Okuma Parçası:
16 Aralık 2025 Salı

İHL'lere Yapılan Kötülük

Sınavla öğrenci alan fen, sosyal bilimler, öğretmen liseleri ve Anadolu liseleri vardı. Öğrenciler seviyelerine göre okullara yerleşirlerdi. En düşük puanlı Anadolu liselerinde okuyan öğrenciler bile ben puanla geldim bu okula. Benim bir hedefim var bilincinde idi.

Sınavı kazanamayıp genel liselerde okuyan öğrenciler vardı. İçlerinde kaliteli eğitim veren genel liseler olsa da büyük çoğunluğu hedefi olmayan öğrencilerden ibaret olduğu için aynı zamanda problem okullardı. Bu okullarda çoğu öğretmen ve idareci görev almak istemezdi.

Bir zaman geldi ki bütün liseler, ÇPL’ler, meslek liseleri ve İHL’ler Anadolu lisesine dönüştürüldü. Eyvah, Anadolu liseleri genel liseler seviyesine indirilecek dedim.

4+4+4 eğitim sistemiyle birlikte imam hatip ortaokulları ve İHL’ler fazlaca açılmaya başlandı.
Bazı İHL’ler yeni yapılırken bazıları genel liselerden dönüştürüldü.

Çoğu İHL’ler daha sonra kız ve erkek olmak üzere ayrıldı.

Teşbihte hata olmasın, mantar birer gibi İHL açılmaya ve dönüştürülmeye başlanınca ve bu okulları açma konusunda adeta bir yarış başladığında, bir endişemi dile getirmiştim birkaç yerde.

Bu okulları çok sayıda açarsanız, kaliteyi düşürürsünüz. Bu okullar genel lise işlevi görmeye başlar. Diğer liselerden çıkan hırsız, dolandırıcı vb. suç işleyenler pek yakında İHL’lerden çıkmaya başlar. Bu da bu okulların halkın gözündeki itibarını düşürür” türünden bir şeyler söylemiştim.

Benim bu endişem pek az kişi haricinde tepki çekti. “Ne biçim konuşur bu böyle. Bu adam İHL düşmanı. İHL’lerden zarar gelmez. Buralarda Allah demeyi öğrenseler yeter” demişler gıyabımda.

Şimdi geldiğimiz nokta nedir bilmiyorum. Dile getirdiğim endişede hangi noktadayız bunu da bilmiyorum. Zira elimizde bir veri ve yapılmış bir araştırma yok.

Şu var ki proje kapsamına alınmış ve sınavla öğrenci alan bazı AİHL dışındaki çoğu okulda öğrenci mevcudunda her geçen yıl bir azalma var.

Bir diğer husus, eskiden bir toplulukta bir İHL mezunu varken şimdi çok sayıda imam hatip mezunu kişilere rastlamak mümkün. Eskiden İHL mezunu elle gösterilir, bu okuldan mezun olan kişilere iltifat edilirdi. Şimdi ise sayısı çokça olduğu için bu okul mezunlarına eskisi gibi ilgi ve iltifat yok. Hatta “Bir de İHL mezunu. Bu ne biçim imam hatipli” deniyor.

Gösterilen Bilgiler:
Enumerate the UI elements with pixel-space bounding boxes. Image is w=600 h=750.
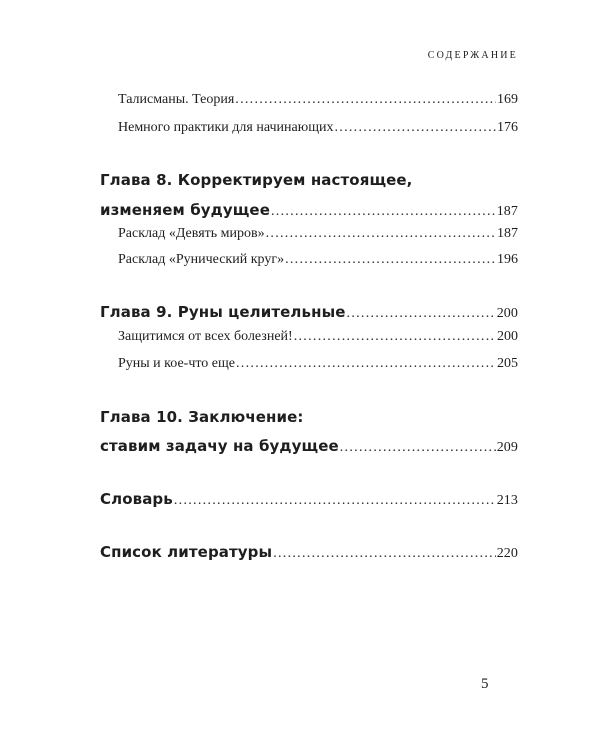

Görevler:
A – Okuma parçasına göre İHL mezunlarının bugün eskisi gibi ilgi ve iltifat görmemesinin nedenini bir iki cümleyle açıklayın.
B – Okuma parçasında "4+4+4 eğitim sistemiyle" ifadesinden "bir şeyler söylemiştim." ifadesine kadar olan bölümü hiç değiştirmeden geri verin.

Tam Cevaplar:
A – Eskiden bir toplulukta ancak bir İHL mezunu bulunur, bu kişi elle gösterilir ve ona iltifat edilirdi. Şimdi ise imam hatip mezunlarının sayısı çok arttığı için bu okulun mezunlarına eskisi gibi ilgi ve iltifat gösterilmiyor.

B –
4+4+4 eğitim sistemiyle birlikte imam hatip ortaokulları ve İHL’ler fazlaca açılmaya başlandı.
Bazı İHL’ler yeni yapılırken bazıları genel liselerden dönüştürüldü.

Çoğu İHL’ler daha sonra kız ve erkek olmak üzere ayrıldı.

Teşbihte hata olmasın, mantar birer gibi İHL açılmaya ve dönüştürülmeye başlanınca ve bu okulları açma konusunda adeta bir yarış başladığında, bir endişemi dile getirmiştim birkaç yerde.

Bu okulları çok sayıda açarsanız, kaliteyi düşürürsünüz. Bu okullar genel lise işlevi görmeye başlar. Diğer liselerden çıkan hırsız, dolandırıcı vb. suç işleyenler pek yakında İHL’lerden çıkmaya başlar. Bu da bu okulların halkın gözündeki itibarını düşürür” türünden bir şeyler söylemiştim.